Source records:
·····

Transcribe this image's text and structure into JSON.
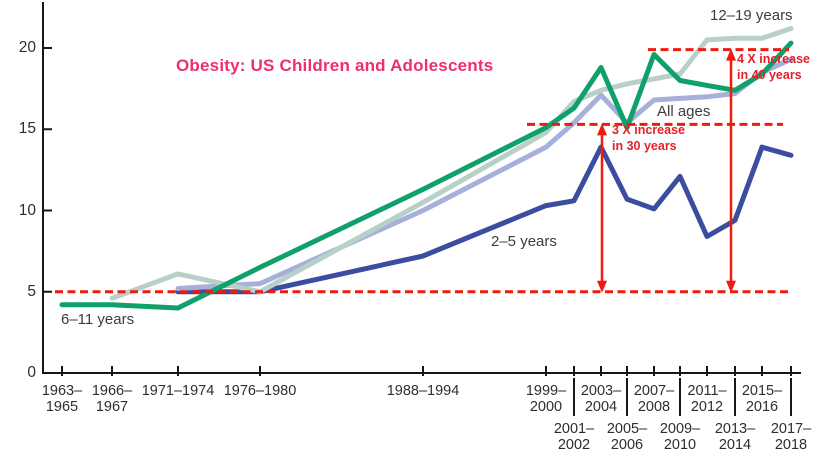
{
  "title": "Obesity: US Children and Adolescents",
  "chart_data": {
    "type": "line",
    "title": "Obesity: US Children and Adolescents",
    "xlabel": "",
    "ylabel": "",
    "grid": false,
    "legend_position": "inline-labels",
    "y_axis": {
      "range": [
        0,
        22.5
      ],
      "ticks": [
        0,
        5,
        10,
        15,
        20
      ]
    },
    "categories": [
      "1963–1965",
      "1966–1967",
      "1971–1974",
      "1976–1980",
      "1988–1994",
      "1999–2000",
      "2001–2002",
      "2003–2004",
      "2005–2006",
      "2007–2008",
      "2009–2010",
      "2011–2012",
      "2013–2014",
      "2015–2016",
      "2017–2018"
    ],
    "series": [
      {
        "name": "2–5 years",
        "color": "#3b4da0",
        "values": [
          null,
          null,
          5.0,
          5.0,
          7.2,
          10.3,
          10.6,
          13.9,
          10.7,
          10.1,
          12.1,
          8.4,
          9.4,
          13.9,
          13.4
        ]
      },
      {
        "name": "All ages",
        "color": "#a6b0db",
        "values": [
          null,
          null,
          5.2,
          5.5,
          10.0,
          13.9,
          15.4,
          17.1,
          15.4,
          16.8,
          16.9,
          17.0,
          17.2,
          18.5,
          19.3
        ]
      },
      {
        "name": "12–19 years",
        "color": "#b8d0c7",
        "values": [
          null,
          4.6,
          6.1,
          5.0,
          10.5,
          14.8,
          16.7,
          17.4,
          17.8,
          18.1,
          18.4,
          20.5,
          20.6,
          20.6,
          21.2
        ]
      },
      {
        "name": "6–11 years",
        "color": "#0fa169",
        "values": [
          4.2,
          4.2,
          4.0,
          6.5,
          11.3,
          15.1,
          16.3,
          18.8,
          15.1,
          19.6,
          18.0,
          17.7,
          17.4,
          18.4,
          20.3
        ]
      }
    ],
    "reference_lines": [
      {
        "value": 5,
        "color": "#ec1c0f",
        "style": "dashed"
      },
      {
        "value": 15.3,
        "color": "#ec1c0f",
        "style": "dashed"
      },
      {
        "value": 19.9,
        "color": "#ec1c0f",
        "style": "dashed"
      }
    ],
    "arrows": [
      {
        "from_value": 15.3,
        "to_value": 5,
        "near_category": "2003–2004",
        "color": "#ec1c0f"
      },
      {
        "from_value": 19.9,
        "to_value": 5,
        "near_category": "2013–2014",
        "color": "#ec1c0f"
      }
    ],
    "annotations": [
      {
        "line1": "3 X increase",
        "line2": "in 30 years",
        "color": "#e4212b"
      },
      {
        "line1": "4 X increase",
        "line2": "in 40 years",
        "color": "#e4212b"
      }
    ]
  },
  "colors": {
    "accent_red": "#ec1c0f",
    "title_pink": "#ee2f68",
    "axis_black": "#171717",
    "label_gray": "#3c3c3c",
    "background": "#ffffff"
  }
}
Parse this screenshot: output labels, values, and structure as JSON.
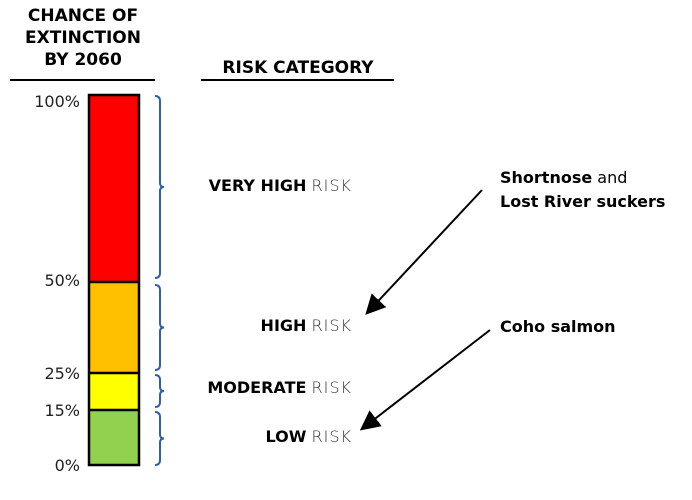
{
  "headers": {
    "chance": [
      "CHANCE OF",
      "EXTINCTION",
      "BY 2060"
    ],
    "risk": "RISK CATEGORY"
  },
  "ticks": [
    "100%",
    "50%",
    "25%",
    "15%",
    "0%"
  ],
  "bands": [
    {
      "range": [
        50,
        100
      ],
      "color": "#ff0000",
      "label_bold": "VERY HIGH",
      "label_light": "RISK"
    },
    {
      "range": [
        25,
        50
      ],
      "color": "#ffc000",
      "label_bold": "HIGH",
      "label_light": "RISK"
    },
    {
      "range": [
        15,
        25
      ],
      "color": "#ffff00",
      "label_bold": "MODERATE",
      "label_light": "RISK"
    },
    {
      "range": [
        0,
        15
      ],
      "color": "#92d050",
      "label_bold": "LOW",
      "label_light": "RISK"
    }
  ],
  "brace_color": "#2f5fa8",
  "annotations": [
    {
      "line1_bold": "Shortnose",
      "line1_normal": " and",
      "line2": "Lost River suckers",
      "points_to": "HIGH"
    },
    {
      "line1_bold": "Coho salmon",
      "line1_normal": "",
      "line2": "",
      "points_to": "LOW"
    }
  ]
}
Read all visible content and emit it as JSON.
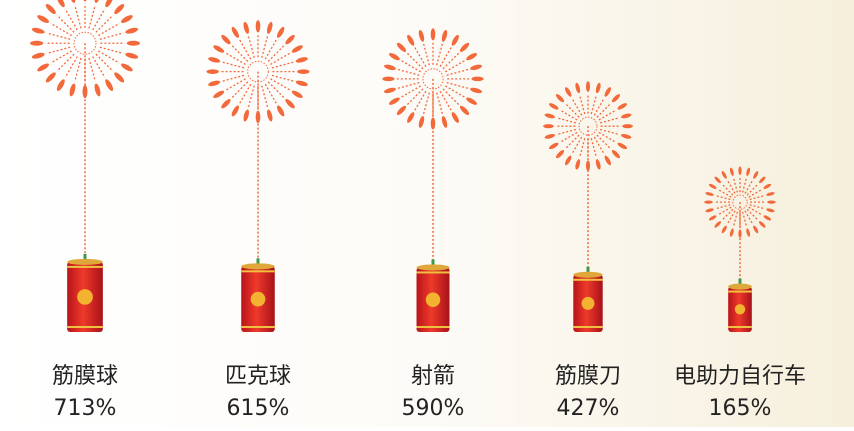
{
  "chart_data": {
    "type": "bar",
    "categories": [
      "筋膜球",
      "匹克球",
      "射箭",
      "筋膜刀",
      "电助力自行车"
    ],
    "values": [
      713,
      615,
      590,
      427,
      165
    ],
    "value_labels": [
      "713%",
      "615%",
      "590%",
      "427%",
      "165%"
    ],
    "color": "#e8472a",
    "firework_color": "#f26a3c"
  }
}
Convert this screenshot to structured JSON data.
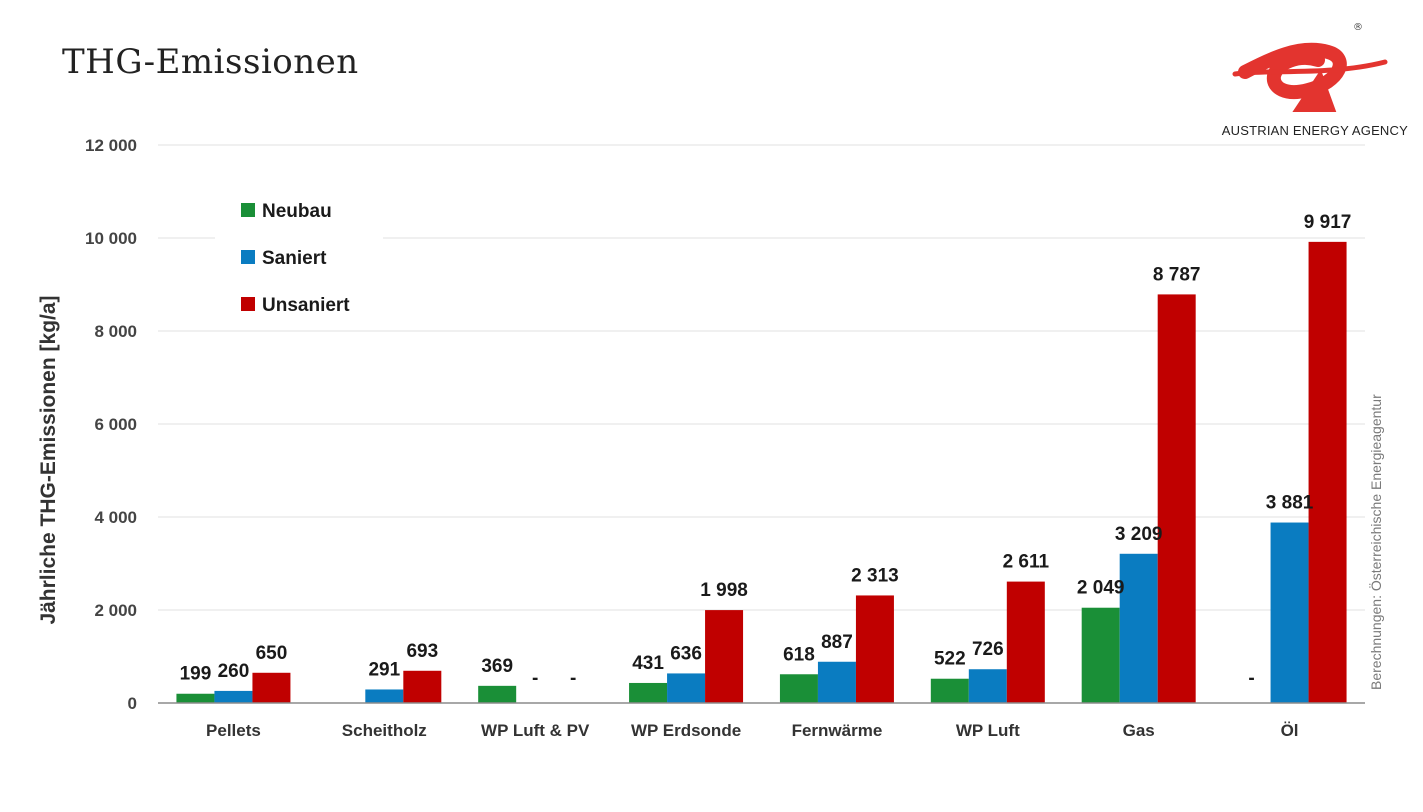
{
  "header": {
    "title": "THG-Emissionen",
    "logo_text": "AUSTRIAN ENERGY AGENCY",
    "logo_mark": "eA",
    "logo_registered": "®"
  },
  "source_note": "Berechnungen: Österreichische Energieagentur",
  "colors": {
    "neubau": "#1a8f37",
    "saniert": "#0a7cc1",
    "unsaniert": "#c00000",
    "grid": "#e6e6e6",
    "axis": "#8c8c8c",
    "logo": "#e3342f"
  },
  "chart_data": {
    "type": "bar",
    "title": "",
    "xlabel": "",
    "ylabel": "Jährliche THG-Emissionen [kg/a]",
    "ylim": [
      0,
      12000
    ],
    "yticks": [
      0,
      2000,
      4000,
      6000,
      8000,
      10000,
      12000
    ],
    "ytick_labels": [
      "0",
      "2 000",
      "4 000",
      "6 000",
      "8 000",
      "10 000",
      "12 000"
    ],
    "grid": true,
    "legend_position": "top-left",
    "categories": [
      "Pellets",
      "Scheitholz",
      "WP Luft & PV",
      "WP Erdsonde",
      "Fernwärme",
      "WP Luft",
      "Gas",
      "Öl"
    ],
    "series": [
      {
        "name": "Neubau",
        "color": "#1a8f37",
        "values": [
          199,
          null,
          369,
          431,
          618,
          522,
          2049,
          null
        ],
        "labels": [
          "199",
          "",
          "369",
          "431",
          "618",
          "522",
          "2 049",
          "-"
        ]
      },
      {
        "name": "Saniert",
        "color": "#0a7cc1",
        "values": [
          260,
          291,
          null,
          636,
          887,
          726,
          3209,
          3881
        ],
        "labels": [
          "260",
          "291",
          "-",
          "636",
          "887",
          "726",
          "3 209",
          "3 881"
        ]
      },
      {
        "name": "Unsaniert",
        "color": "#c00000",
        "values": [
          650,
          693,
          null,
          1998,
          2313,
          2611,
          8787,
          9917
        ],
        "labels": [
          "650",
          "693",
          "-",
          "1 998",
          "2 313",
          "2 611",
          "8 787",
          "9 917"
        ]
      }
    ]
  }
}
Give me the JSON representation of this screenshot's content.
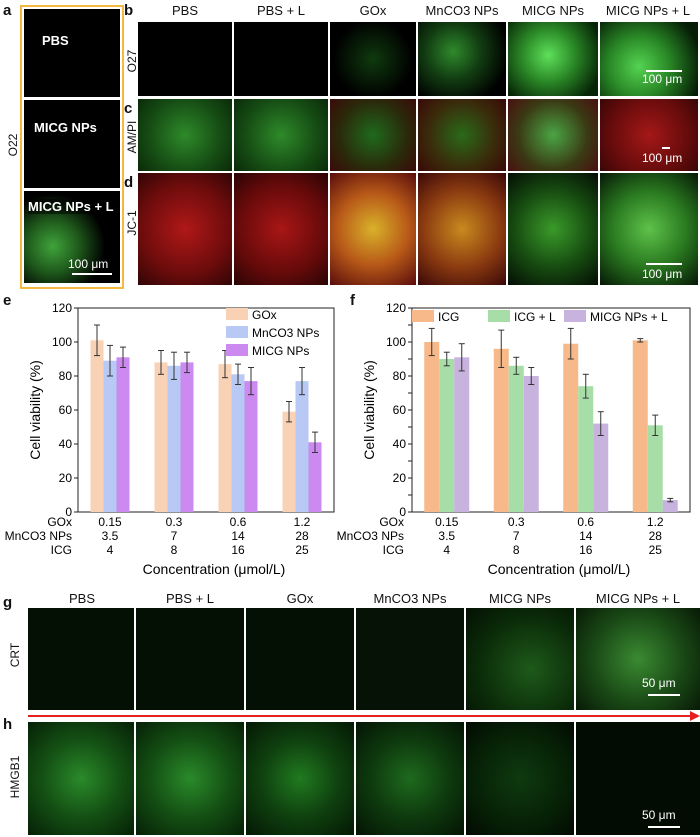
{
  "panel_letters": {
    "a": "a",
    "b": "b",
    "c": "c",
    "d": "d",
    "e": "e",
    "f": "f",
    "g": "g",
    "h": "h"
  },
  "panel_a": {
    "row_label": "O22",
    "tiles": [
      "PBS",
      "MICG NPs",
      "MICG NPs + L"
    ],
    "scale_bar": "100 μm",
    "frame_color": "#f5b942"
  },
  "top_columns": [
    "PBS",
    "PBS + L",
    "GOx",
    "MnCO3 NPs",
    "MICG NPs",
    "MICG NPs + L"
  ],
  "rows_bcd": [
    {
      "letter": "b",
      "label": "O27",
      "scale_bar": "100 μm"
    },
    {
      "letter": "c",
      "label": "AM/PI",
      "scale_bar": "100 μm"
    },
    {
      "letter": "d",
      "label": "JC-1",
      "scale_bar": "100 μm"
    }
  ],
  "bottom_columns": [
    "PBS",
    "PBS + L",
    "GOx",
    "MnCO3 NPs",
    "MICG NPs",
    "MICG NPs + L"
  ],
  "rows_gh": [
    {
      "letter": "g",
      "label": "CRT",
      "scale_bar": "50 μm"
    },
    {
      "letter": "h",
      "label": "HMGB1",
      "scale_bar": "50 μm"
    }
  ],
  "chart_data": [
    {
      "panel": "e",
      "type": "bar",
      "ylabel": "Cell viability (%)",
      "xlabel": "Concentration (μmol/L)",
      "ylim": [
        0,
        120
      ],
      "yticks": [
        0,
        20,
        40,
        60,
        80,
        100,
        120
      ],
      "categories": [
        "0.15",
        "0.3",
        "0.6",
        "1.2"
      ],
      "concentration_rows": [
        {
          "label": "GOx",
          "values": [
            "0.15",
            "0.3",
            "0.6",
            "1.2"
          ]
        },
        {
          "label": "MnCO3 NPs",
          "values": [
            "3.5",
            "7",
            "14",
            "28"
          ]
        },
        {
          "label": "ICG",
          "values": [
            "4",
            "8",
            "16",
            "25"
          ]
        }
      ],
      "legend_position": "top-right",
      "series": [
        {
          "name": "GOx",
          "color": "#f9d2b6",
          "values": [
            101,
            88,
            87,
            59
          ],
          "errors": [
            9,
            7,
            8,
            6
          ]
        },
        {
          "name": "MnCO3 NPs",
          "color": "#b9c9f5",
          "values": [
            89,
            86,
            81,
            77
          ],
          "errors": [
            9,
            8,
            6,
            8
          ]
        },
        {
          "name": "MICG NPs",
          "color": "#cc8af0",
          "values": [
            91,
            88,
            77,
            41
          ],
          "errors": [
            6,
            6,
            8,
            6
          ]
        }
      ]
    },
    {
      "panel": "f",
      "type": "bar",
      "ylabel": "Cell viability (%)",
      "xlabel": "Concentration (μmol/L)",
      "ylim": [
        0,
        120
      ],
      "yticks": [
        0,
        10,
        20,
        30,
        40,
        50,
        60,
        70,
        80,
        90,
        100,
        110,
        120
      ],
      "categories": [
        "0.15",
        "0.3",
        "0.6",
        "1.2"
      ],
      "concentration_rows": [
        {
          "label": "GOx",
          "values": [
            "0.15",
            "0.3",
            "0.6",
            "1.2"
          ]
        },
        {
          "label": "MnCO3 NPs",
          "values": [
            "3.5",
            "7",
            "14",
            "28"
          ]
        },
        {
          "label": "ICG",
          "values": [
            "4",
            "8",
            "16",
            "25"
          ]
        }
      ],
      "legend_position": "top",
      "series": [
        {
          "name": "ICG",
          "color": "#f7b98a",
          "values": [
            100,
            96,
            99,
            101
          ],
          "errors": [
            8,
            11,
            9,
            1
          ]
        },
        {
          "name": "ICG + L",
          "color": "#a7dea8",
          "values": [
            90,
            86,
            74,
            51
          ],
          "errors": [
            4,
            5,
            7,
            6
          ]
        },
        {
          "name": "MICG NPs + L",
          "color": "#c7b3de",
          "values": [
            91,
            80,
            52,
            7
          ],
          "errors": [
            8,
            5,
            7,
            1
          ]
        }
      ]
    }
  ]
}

·····

#### [WRITTEN TASK]
Collect every line with the string "years" from the records, and copy each.

#### [FINAL RESULT]
        "name": "2–5 years",
        "name": "12–19 years",
        "name": "6–11 years",
        "line2": "in 30 years",
        "line2": "in 40 years",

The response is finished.